Written task:
Starting at the line with "Convert this document image to plain text.", copy each line through the last one below exactly as written, without any pictures.

Data for this exercise:
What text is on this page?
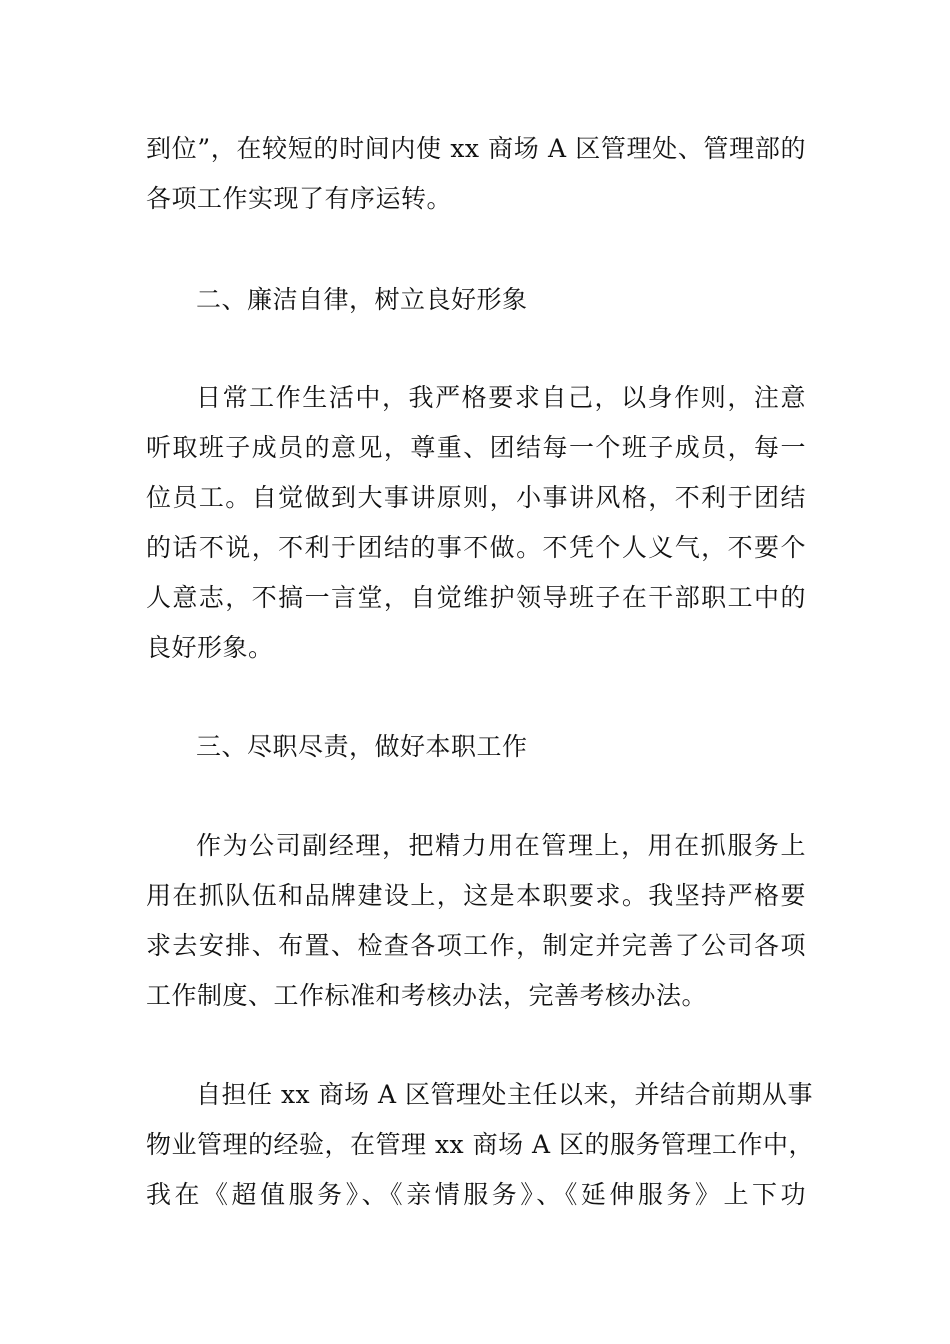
到位”，在较短的时间内使 xx 商场 A 区管理处、管理部的
各项工作实现了有序运转。
二、廉洁自律，树立良好形象
日常工作生活中，我严格要求自己，以身作则，注意
听取班子成员的意见，尊重、团结每一个班子成员，每一
位员工。自觉做到大事讲原则，小事讲风格，不利于团结
的话不说，不利于团结的事不做。不凭个人义气，不要个
人意志，不搞一言堂，自觉维护领导班子在干部职工中的
良好形象。
三、尽职尽责，做好本职工作
作为公司副经理，把精力用在管理上，用在抓服务上
用在抓队伍和品牌建设上，这是本职要求。我坚持严格要
求去安排、布置、检查各项工作，制定并完善了公司各项
工作制度、工作标准和考核办法，完善考核办法。
自担任 xx 商场 A 区管理处主任以来，并结合前期从事
物业管理的经验，在管理 xx 商场 A 区的服务管理工作中，
我在《超值服务》、《亲情服务》、《延伸服务》上下功
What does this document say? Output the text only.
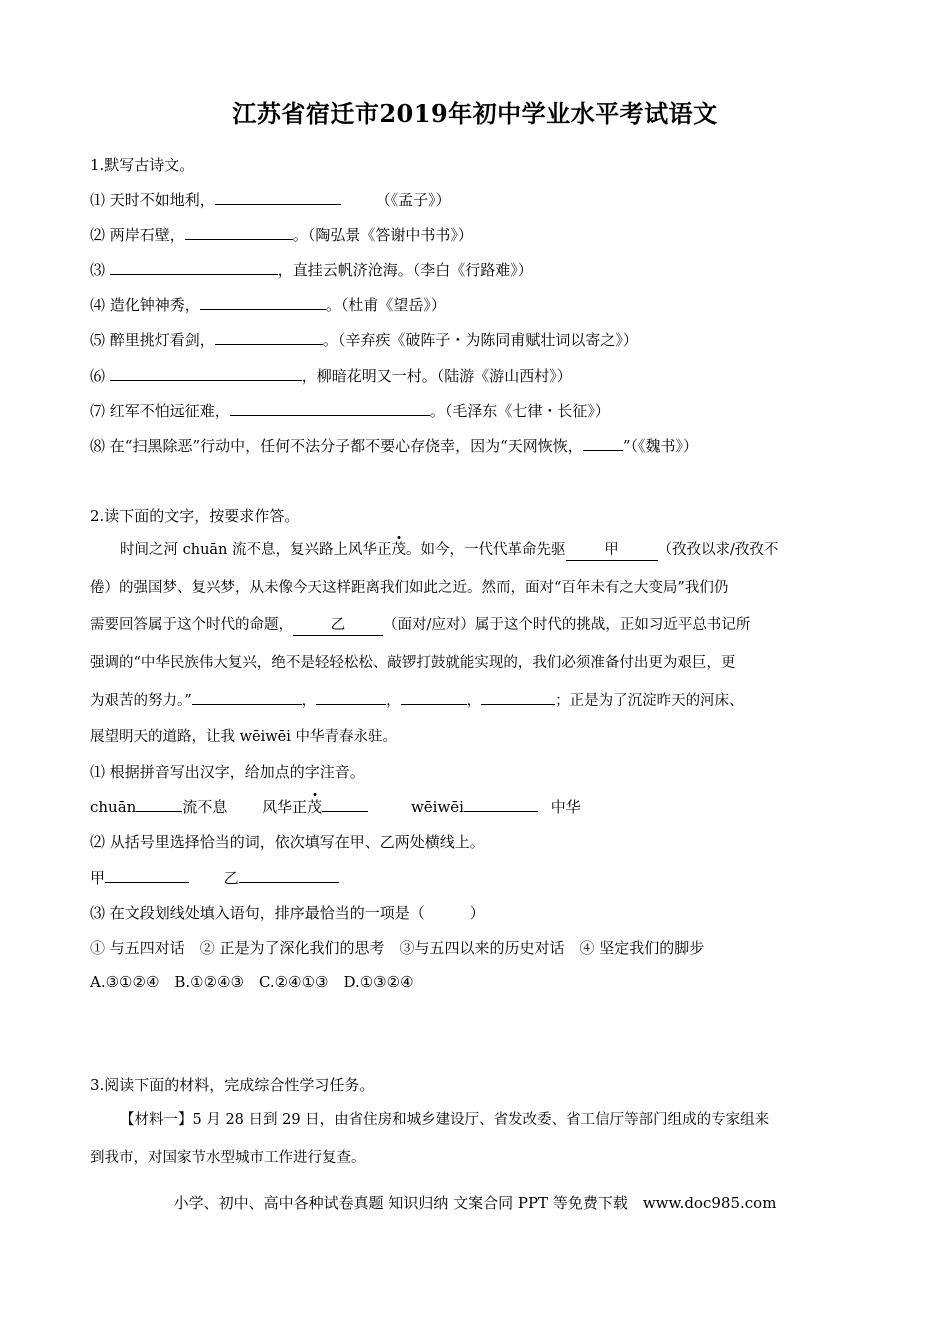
江苏省宿迁市2019年初中学业水平考试语文
1.默写古诗文。
⑴ 天时不如地利，	（《孟子》）
⑵ 两岸石壁，	。（陶弘景《答谢中书书》）
⑶	，直挂云帆济沧海。（李白《行路难》）
⑷ 造化钟神秀，	。（杜甫《望岳》）
⑸ 醉里挑灯看剑，	。（辛弃疾《破阵子・为陈同甫赋壮词以寄之》）
⑹	，柳暗花明又一村。（陆游《游山西村》）
⑺ 红军不怕远征难，	。（毛泽东《七律・长征》）
⑻ 在“扫黑除恶”行动中，任何不法分子都不要心存侥幸，因为“天网恢恢，	”（《魏书》）
2.读下面的文字，按要求作答。
时间之河 chuān 流不息，复兴路上风华正茂。如今，一代代革命先驱	甲	（孜孜以求/孜孜不
倦）的强国梦、复兴梦，从未像今天这样距离我们如此之近。然而，面对“百年未有之大变局”我们仍
需要回答属于这个时代的命题，	乙	（面对/应对）属于这个时代的挑战，正如习近平总书记所
强调的“中华民族伟大复兴，绝不是轻轻松松、敲锣打鼓就能实现的，我们必须准备付出更为艰巨，更
为艰苦的努力。”	，	，	，	；正是为了沉淀昨天的河床、
展望明天的道路，让我 wēiwēi 中华青春永驻。
⑴ 根据拼音写出汉字，给加点的字注音。
chuān	流不息 风华正茂	wēiwēi	中华
⑵ 从括号里选择恰当的词，依次填写在甲、乙两处横线上。
甲	乙
⑶ 在文段划线处填入语句，排序最恰当的一项是（　　　）
① 与五四对话　② 正是为了深化我们的思考　③与五四以来的历史对话　④ 坚定我们的脚步
A.③①②④　B.①②④③　C.②④①③　D.①③②④
3.阅读下面的材料，完成综合性学习任务。
【材料一】5 月 28 日到 29 日，由省住房和城乡建设厅、省发改委、省工信厅等部门组成的专家组来
到我市，对国家节水型城市工作进行复查。
小学、初中、高中各种试卷真题 知识归纳 文案合同 PPT 等免费下载　www.doc985.com
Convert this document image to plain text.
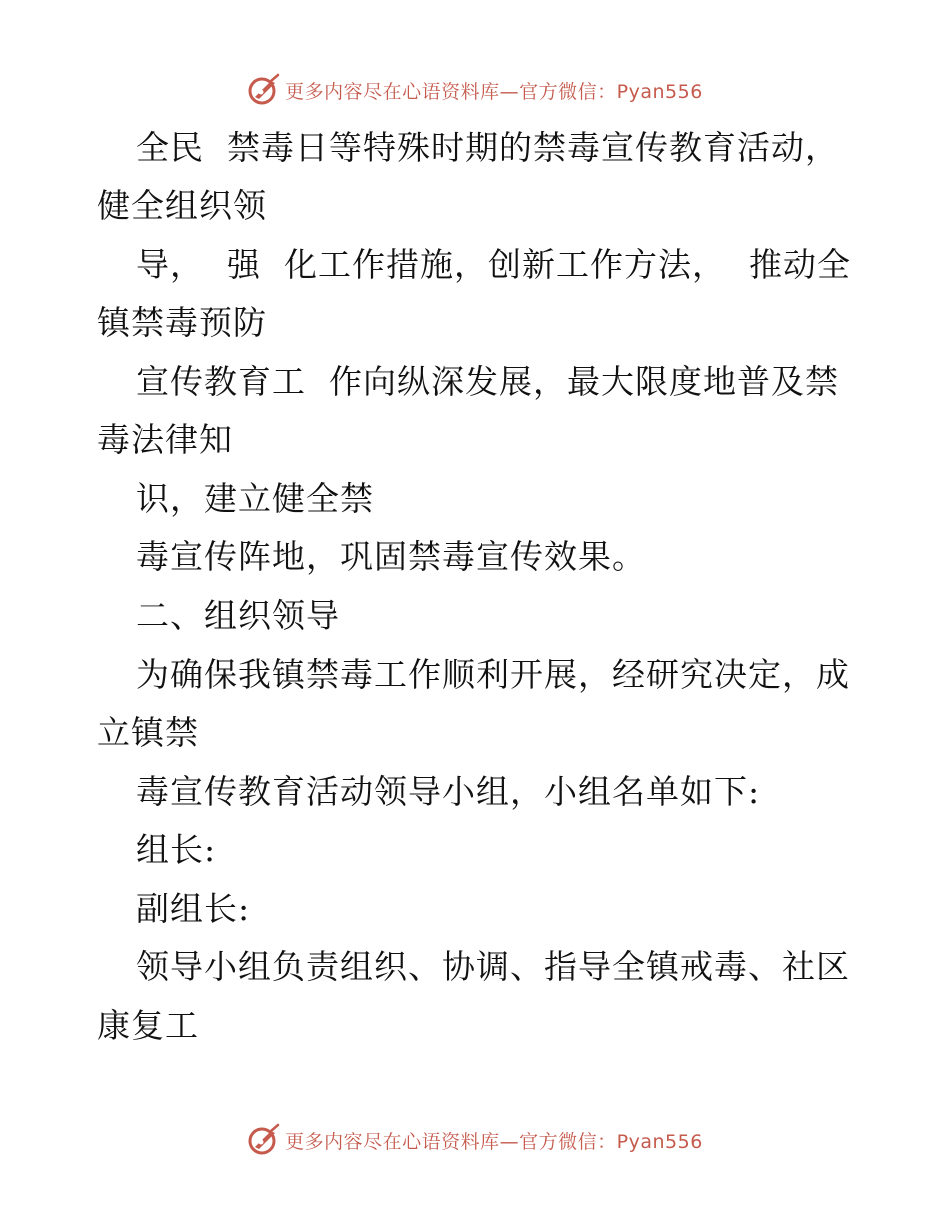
更多内容尽在心语资料库—官方微信：Pyan556
全民  禁毒日等特殊时期的禁毒宣传教育活动，
健全组织领
导，  强  化工作措施，创新工作方法，  推动全
镇禁毒预防
宣传教育工  作向纵深发展，最大限度地普及禁
毒法律知
识，建立健全禁
毒宣传阵地，巩固禁毒宣传效果。
二、组织领导
为确保我镇禁毒工作顺利开展，经研究决定，成
立镇禁
毒宣传教育活动领导小组，小组名单如下:
组长:
副组长:
领导小组负责组织、协调、指导全镇戒毒、社区
康复工
更多内容尽在心语资料库—官方微信：Pyan556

Exercise response:
Convert this document image to plain text.
更多内容尽在心语资料库—官方微信：Pyan556
全民  禁毒日等特殊时期的禁毒宣传教育活动，
健全组织领
导，  强  化工作措施，创新工作方法，  推动全
镇禁毒预防
宣传教育工  作向纵深发展，最大限度地普及禁
毒法律知
识，建立健全禁
毒宣传阵地，巩固禁毒宣传效果。
二、组织领导
为确保我镇禁毒工作顺利开展，经研究决定，成
立镇禁
毒宣传教育活动领导小组，小组名单如下:
组长:
副组长:
领导小组负责组织、协调、指导全镇戒毒、社区
康复工
更多内容尽在心语资料库—官方微信：Pyan556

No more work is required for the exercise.